[Dataset rows about figures]
start

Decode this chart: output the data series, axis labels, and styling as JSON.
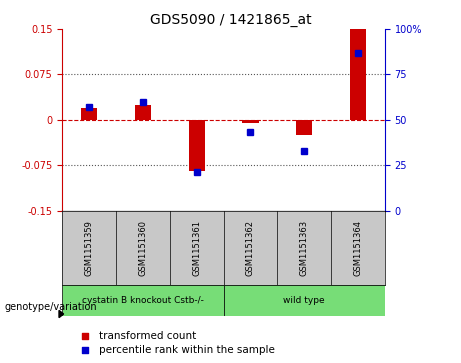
{
  "title": "GDS5090 / 1421865_at",
  "samples": [
    "GSM1151359",
    "GSM1151360",
    "GSM1151361",
    "GSM1151362",
    "GSM1151363",
    "GSM1151364"
  ],
  "transformed_count": [
    0.02,
    0.025,
    -0.085,
    -0.005,
    -0.025,
    0.15
  ],
  "percentile_rank": [
    57,
    60,
    21,
    43,
    33,
    87
  ],
  "ylim_left": [
    -0.15,
    0.15
  ],
  "ylim_right": [
    0,
    100
  ],
  "yticks_left": [
    -0.15,
    -0.075,
    0,
    0.075,
    0.15
  ],
  "yticks_right": [
    0,
    25,
    50,
    75,
    100
  ],
  "ytick_labels_left": [
    "-0.15",
    "-0.075",
    "0",
    "0.075",
    "0.15"
  ],
  "ytick_labels_right": [
    "0",
    "25",
    "50",
    "75",
    "100%"
  ],
  "hlines_dotted": [
    0.075,
    -0.075
  ],
  "zero_line_val": 0,
  "group1_label": "cystatin B knockout Cstb-/-",
  "group2_label": "wild type",
  "group1_indices": [
    0,
    1,
    2
  ],
  "group2_indices": [
    3,
    4,
    5
  ],
  "group_color": "#77DD77",
  "bar_color": "#CC0000",
  "dot_color": "#0000CC",
  "bar_width": 0.3,
  "dot_size": 30,
  "zero_line_color": "#CC0000",
  "dotted_line_color": "#555555",
  "legend_label_red": "transformed count",
  "legend_label_blue": "percentile rank within the sample",
  "genotype_label": "genotype/variation",
  "plot_bg": "#FFFFFF",
  "sample_box_color": "#C8C8C8"
}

end

Without the pictures, restate all of the entries above verbatim.

> _Full output_:
Decode this chart: output the data series, axis labels, and styling as JSON.
{
  "title": "GDS5090 / 1421865_at",
  "samples": [
    "GSM1151359",
    "GSM1151360",
    "GSM1151361",
    "GSM1151362",
    "GSM1151363",
    "GSM1151364"
  ],
  "transformed_count": [
    0.02,
    0.025,
    -0.085,
    -0.005,
    -0.025,
    0.15
  ],
  "percentile_rank": [
    57,
    60,
    21,
    43,
    33,
    87
  ],
  "ylim_left": [
    -0.15,
    0.15
  ],
  "ylim_right": [
    0,
    100
  ],
  "yticks_left": [
    -0.15,
    -0.075,
    0,
    0.075,
    0.15
  ],
  "yticks_right": [
    0,
    25,
    50,
    75,
    100
  ],
  "ytick_labels_left": [
    "-0.15",
    "-0.075",
    "0",
    "0.075",
    "0.15"
  ],
  "ytick_labels_right": [
    "0",
    "25",
    "50",
    "75",
    "100%"
  ],
  "hlines_dotted": [
    0.075,
    -0.075
  ],
  "zero_line_val": 0,
  "group1_label": "cystatin B knockout Cstb-/-",
  "group2_label": "wild type",
  "group1_indices": [
    0,
    1,
    2
  ],
  "group2_indices": [
    3,
    4,
    5
  ],
  "group_color": "#77DD77",
  "bar_color": "#CC0000",
  "dot_color": "#0000CC",
  "bar_width": 0.3,
  "dot_size": 30,
  "zero_line_color": "#CC0000",
  "dotted_line_color": "#555555",
  "legend_label_red": "transformed count",
  "legend_label_blue": "percentile rank within the sample",
  "genotype_label": "genotype/variation",
  "plot_bg": "#FFFFFF",
  "sample_box_color": "#C8C8C8"
}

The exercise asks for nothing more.